Leave out every picture, then transcribe the rest of the listing exactly.

--- start DATA FOR PROCESSING ---

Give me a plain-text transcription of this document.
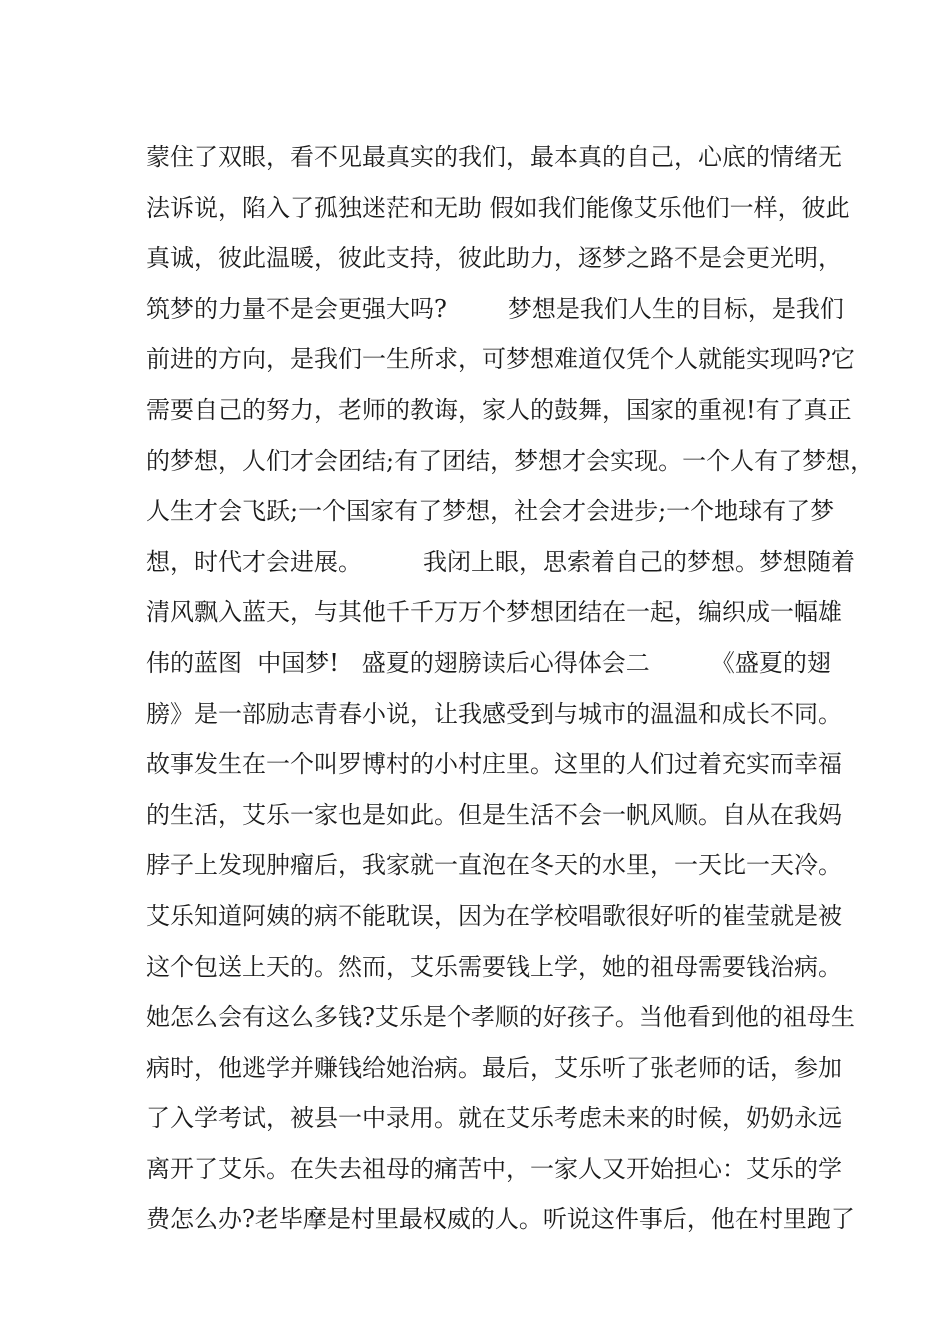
蒙住了双眼，看不见最真实的我们，最本真的自己，心底的情绪无
法诉说，陷入了孤独迷茫和无助 假如我们能像艾乐他们一样，彼此
真诚，彼此温暖，彼此支持，彼此助力，逐梦之路不是会更光明，
筑梦的力量不是会更强大吗?        梦想是我们人生的目标，是我们
前进的方向，是我们一生所求，可梦想难道仅凭个人就能实现吗?它
需要自己的努力，老师的教诲，家人的鼓舞，国家的重视!有了真正
的梦想，人们才会团结;有了团结，梦想才会实现。一个人有了梦想，
人生才会飞跃;一个国家有了梦想，社会才会进步;一个地球有了梦
想，时代才会进展。        我闭上眼，思索着自己的梦想。梦想随着
清风飘入蓝天，与其他千千万万个梦想团结在一起，编织成一幅雄
伟的蓝图  中国梦!   盛夏的翅膀读后心得体会二        《盛夏的翅
膀》是一部励志青春小说，让我感受到与城市的温温和成长不同。
故事发生在一个叫罗博村的小村庄里。这里的人们过着充实而幸福
的生活，艾乐一家也是如此。但是生活不会一帆风顺。自从在我妈
脖子上发现肿瘤后，我家就一直泡在冬天的水里，一天比一天冷。
艾乐知道阿姨的病不能耽误，因为在学校唱歌很好听的崔莹就是被
这个包送上天的。然而，艾乐需要钱上学，她的祖母需要钱治病。
她怎么会有这么多钱?艾乐是个孝顺的好孩子。当他看到他的祖母生
病时，他逃学并赚钱给她治病。最后，艾乐听了张老师的话，参加
了入学考试，被县一中录用。就在艾乐考虑未来的时候，奶奶永远
离开了艾乐。在失去祖母的痛苦中，一家人又开始担心：艾乐的学
费怎么办?老毕摩是村里最权威的人。听说这件事后，他在村里跑了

--- end DATA FOR PROCESSING ---

**SOLUTION BELOW**
Give me a plain-text transcription of this document.
蒙住了双眼，看不见最真实的我们，最本真的自己，心底的情绪无
法诉说，陷入了孤独迷茫和无助 假如我们能像艾乐他们一样，彼此
真诚，彼此温暖，彼此支持，彼此助力，逐梦之路不是会更光明，
筑梦的力量不是会更强大吗?        梦想是我们人生的目标，是我们
前进的方向，是我们一生所求，可梦想难道仅凭个人就能实现吗?它
需要自己的努力，老师的教诲，家人的鼓舞，国家的重视!有了真正
的梦想，人们才会团结;有了团结，梦想才会实现。一个人有了梦想，
人生才会飞跃;一个国家有了梦想，社会才会进步;一个地球有了梦
想，时代才会进展。        我闭上眼，思索着自己的梦想。梦想随着
清风飘入蓝天，与其他千千万万个梦想团结在一起，编织成一幅雄
伟的蓝图  中国梦!   盛夏的翅膀读后心得体会二        《盛夏的翅
膀》是一部励志青春小说，让我感受到与城市的温温和成长不同。
故事发生在一个叫罗博村的小村庄里。这里的人们过着充实而幸福
的生活，艾乐一家也是如此。但是生活不会一帆风顺。自从在我妈
脖子上发现肿瘤后，我家就一直泡在冬天的水里，一天比一天冷。
艾乐知道阿姨的病不能耽误，因为在学校唱歌很好听的崔莹就是被
这个包送上天的。然而，艾乐需要钱上学，她的祖母需要钱治病。
她怎么会有这么多钱?艾乐是个孝顺的好孩子。当他看到他的祖母生
病时，他逃学并赚钱给她治病。最后，艾乐听了张老师的话，参加
了入学考试，被县一中录用。就在艾乐考虑未来的时候，奶奶永远
离开了艾乐。在失去祖母的痛苦中，一家人又开始担心：艾乐的学
费怎么办?老毕摩是村里最权威的人。听说这件事后，他在村里跑了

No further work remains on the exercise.